>> Start Entries

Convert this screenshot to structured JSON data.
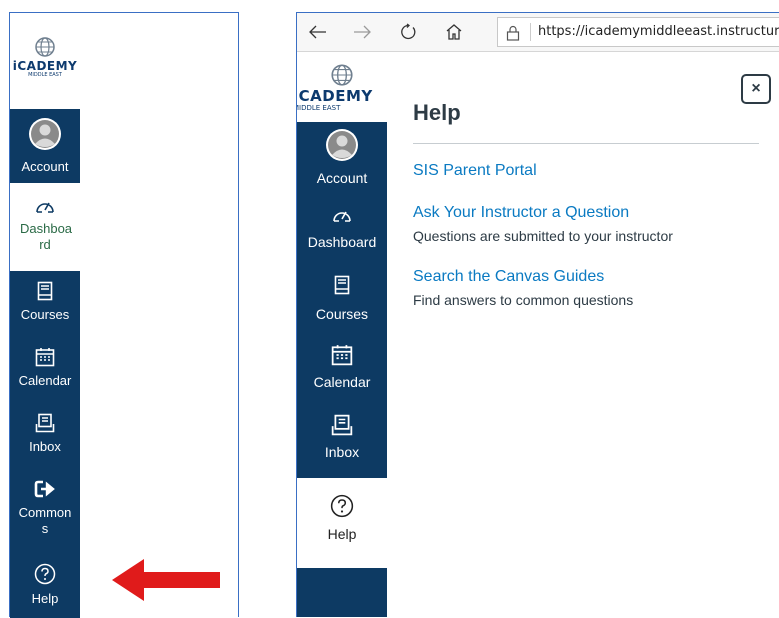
{
  "left_nav": {
    "logo": {
      "brand": "iCADEMY",
      "sub": "MIDDLE EAST"
    },
    "items": [
      {
        "label": "Account"
      },
      {
        "label": "Dashboa rd"
      },
      {
        "label": "Courses"
      },
      {
        "label": "Calendar"
      },
      {
        "label": "Inbox"
      },
      {
        "label": "Common s"
      },
      {
        "label": "Help"
      }
    ]
  },
  "browser": {
    "url": "https://icademymiddleeast.instructure.com"
  },
  "right_nav": {
    "logo": {
      "brand": "iCADEMY",
      "sub": "MIDDLE EAST"
    },
    "items": [
      {
        "label": "Account"
      },
      {
        "label": "Dashboard"
      },
      {
        "label": "Courses"
      },
      {
        "label": "Calendar"
      },
      {
        "label": "Inbox"
      },
      {
        "label": "Help"
      }
    ]
  },
  "help_tray": {
    "title": "Help",
    "close_icon": "×",
    "links": [
      {
        "label": "SIS Parent Portal",
        "description": ""
      },
      {
        "label": "Ask Your Instructor a Question",
        "description": "Questions are submitted to your instructor"
      },
      {
        "label": "Search the Canvas Guides",
        "description": "Find answers to common questions"
      }
    ]
  },
  "colors": {
    "nav_bg": "#0d3a63",
    "link": "#0a7ac2",
    "arrow": "#e01b1b",
    "panel_border": "#3a6fc4"
  }
}
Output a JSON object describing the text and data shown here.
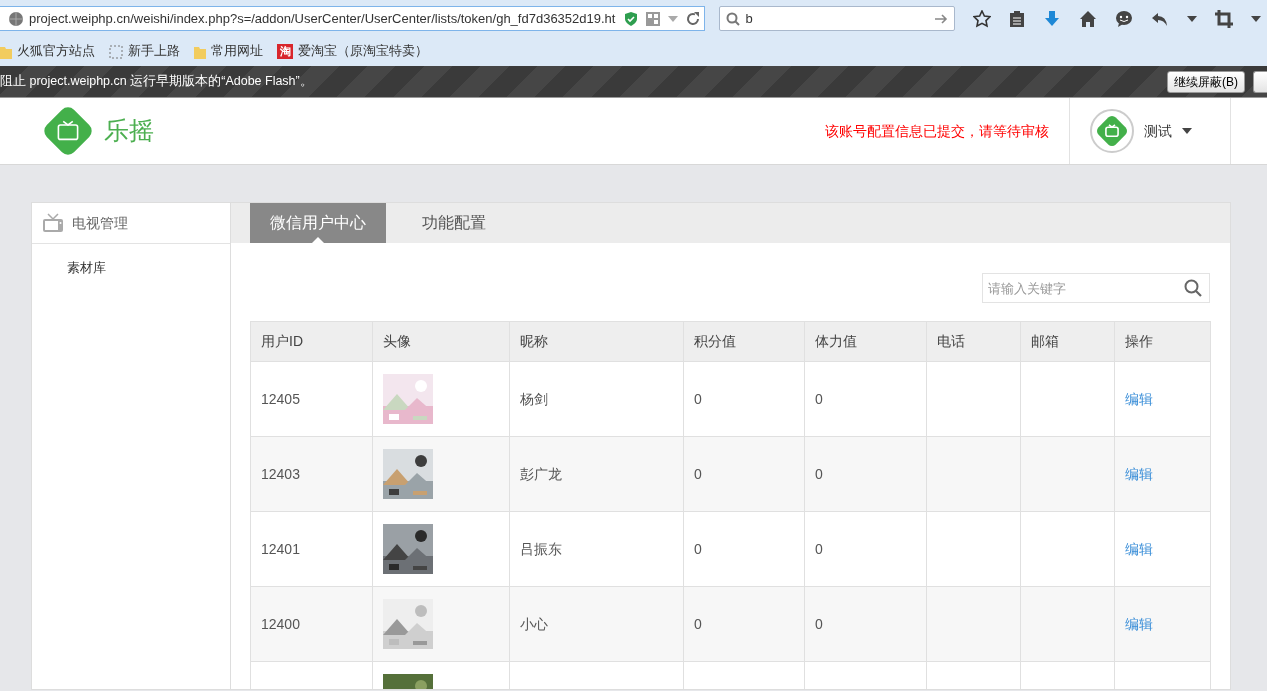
{
  "browser": {
    "address": "project.weiphp.cn/weishi/index.php?s=/addon/UserCenter/UserCenter/lists/token/gh_fd7d36352d19.ht",
    "search_value": "b",
    "bookmarks": [
      {
        "kind": "folder",
        "label": "火狐官方站点"
      },
      {
        "kind": "blank",
        "label": "新手上路"
      },
      {
        "kind": "folder",
        "label": "常用网址"
      },
      {
        "kind": "tag",
        "icon_text": "淘",
        "label": "爱淘宝（原淘宝特卖）"
      }
    ],
    "notification": {
      "text": "阻止 project.weiphp.cn 运行早期版本的“Adobe Flash”。",
      "button": "继续屏蔽(B)"
    }
  },
  "header": {
    "logo_text": "乐摇",
    "notice": "该账号配置信息已提交，请等待审核",
    "user": "测试"
  },
  "sidebar": {
    "section": "电视管理",
    "items": [
      {
        "label": "素材库"
      }
    ]
  },
  "tabs": [
    {
      "label": "微信用户中心",
      "selected": true
    },
    {
      "label": "功能配置",
      "selected": false
    }
  ],
  "search": {
    "placeholder": "请输入关键字"
  },
  "table": {
    "columns": [
      "用户ID",
      "头像",
      "昵称",
      "积分值",
      "体力值",
      "电话",
      "邮箱",
      "操作"
    ],
    "rows": [
      {
        "id": "12405",
        "avatar": {
          "kind": "picture"
        },
        "nickname": "杨剑",
        "points": "0",
        "stamina": "0",
        "action": "编辑"
      },
      {
        "id": "12403",
        "avatar": {
          "kind": "picture"
        },
        "nickname": "彭广龙",
        "points": "0",
        "stamina": "0",
        "action": "编辑"
      },
      {
        "id": "12401",
        "avatar": {
          "kind": "picture"
        },
        "nickname": "吕振东",
        "points": "0",
        "stamina": "0",
        "action": "编辑"
      },
      {
        "id": "12400",
        "avatar": {
          "kind": "picture"
        },
        "nickname": "小心",
        "points": "0",
        "stamina": "0",
        "action": "编辑"
      },
      {
        "avatar": {
          "kind": "picture"
        }
      }
    ]
  }
}
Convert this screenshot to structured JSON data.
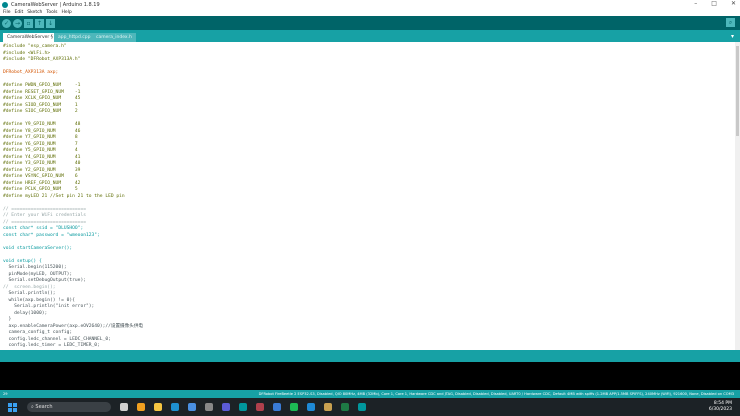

>> End Entries

Exercise brief: Retype all of the entries exactly as written, leaving out any images.

Output for this exercise:
Convert this screenshot to structured JSON data.
{
  "left_nav": {
    "logo": {
      "brand": "iCADEMY",
      "sub": "MIDDLE EAST"
    },
    "items": [
      {
        "label": "Account"
      },
      {
        "label": "Dashboa rd"
      },
      {
        "label": "Courses"
      },
      {
        "label": "Calendar"
      },
      {
        "label": "Inbox"
      },
      {
        "label": "Common s"
      },
      {
        "label": "Help"
      }
    ]
  },
  "browser": {
    "url": "https://icademymiddleeast.instructure.com"
  },
  "right_nav": {
    "logo": {
      "brand": "iCADEMY",
      "sub": "MIDDLE EAST"
    },
    "items": [
      {
        "label": "Account"
      },
      {
        "label": "Dashboard"
      },
      {
        "label": "Courses"
      },
      {
        "label": "Calendar"
      },
      {
        "label": "Inbox"
      },
      {
        "label": "Help"
      }
    ]
  },
  "help_tray": {
    "title": "Help",
    "close_icon": "×",
    "links": [
      {
        "label": "SIS Parent Portal",
        "description": ""
      },
      {
        "label": "Ask Your Instructor a Question",
        "description": "Questions are submitted to your instructor"
      },
      {
        "label": "Search the Canvas Guides",
        "description": "Find answers to common questions"
      }
    ]
  },
  "colors": {
    "nav_bg": "#0d3a63",
    "link": "#0a7ac2",
    "arrow": "#e01b1b",
    "panel_border": "#3a6fc4"
  }
}
Output a JSON object describing the text and data shown here.
{
  "browser": {
    "address": "project.weiphp.cn/weishi/index.php?s=/addon/UserCenter/UserCenter/lists/token/gh_fd7d36352d19.ht",
    "search_value": "b",
    "bookmarks": [
      {
        "kind": "folder",
        "label": "火狐官方站点"
      },
      {
        "kind": "blank",
        "label": "新手上路"
      },
      {
        "kind": "folder",
        "label": "常用网址"
      },
      {
        "kind": "tag",
        "icon_text": "淘",
        "label": "爱淘宝（原淘宝特卖）"
      }
    ],
    "notification": {
      "text": "阻止 project.weiphp.cn 运行早期版本的“Adobe Flash”。",
      "button": "继续屏蔽(B)"
    }
  },
  "header": {
    "logo_text": "乐摇",
    "notice": "该账号配置信息已提交，请等待审核",
    "user": "测试"
  },
  "sidebar": {
    "section": "电视管理",
    "items": [
      {
        "label": "素材库"
      }
    ]
  },
  "tabs": [
    {
      "label": "微信用户中心",
      "selected": true
    },
    {
      "label": "功能配置",
      "selected": false
    }
  ],
  "search": {
    "placeholder": "请输入关键字"
  },
  "table": {
    "columns": [
      "用户ID",
      "头像",
      "昵称",
      "积分值",
      "体力值",
      "电话",
      "邮箱",
      "操作"
    ],
    "rows": [
      {
        "id": "12405",
        "avatar": {
          "kind": "picture"
        },
        "nickname": "杨剑",
        "points": "0",
        "stamina": "0",
        "action": "编辑"
      },
      {
        "id": "12403",
        "avatar": {
          "kind": "picture"
        },
        "nickname": "彭广龙",
        "points": "0",
        "stamina": "0",
        "action": "编辑"
      },
      {
        "id": "12401",
        "avatar": {
          "kind": "picture"
        },
        "nickname": "吕振东",
        "points": "0",
        "stamina": "0",
        "action": "编辑"
      },
      {
        "id": "12400",
        "avatar": {
          "kind": "picture"
        },
        "nickname": "小心",
        "points": "0",
        "stamina": "0",
        "action": "编辑"
      },
      {
        "avatar": {
          "kind": "picture"
        }
      }
    ]
  }
}
Convert this screenshot to structured JSON data.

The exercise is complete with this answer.